■ **TASK TO COMPLETE**
Copy every line of the following data that includes the string "Excellent".

■ **DATA RECORDS**
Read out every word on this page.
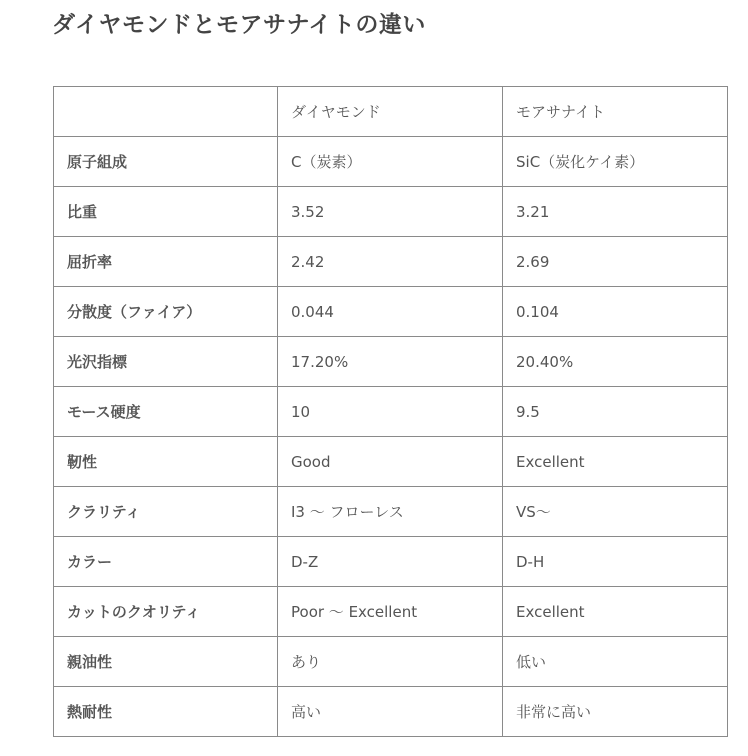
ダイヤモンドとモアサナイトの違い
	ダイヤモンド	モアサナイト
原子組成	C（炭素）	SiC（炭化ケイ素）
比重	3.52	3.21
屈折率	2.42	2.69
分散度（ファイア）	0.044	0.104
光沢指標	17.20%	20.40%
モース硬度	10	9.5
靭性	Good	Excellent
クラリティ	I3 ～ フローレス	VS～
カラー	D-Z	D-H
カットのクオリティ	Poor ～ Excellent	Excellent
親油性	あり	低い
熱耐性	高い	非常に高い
--
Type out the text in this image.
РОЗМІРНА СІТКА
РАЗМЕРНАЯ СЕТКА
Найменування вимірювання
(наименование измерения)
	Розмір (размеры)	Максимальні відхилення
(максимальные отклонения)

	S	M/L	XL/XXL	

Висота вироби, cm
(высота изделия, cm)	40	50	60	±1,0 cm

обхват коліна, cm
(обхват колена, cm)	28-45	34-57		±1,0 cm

■ **TASK OUTPUT**
靭性	Good	Excellent
カットのクオリティ	Poor ～ Excellent	Excellent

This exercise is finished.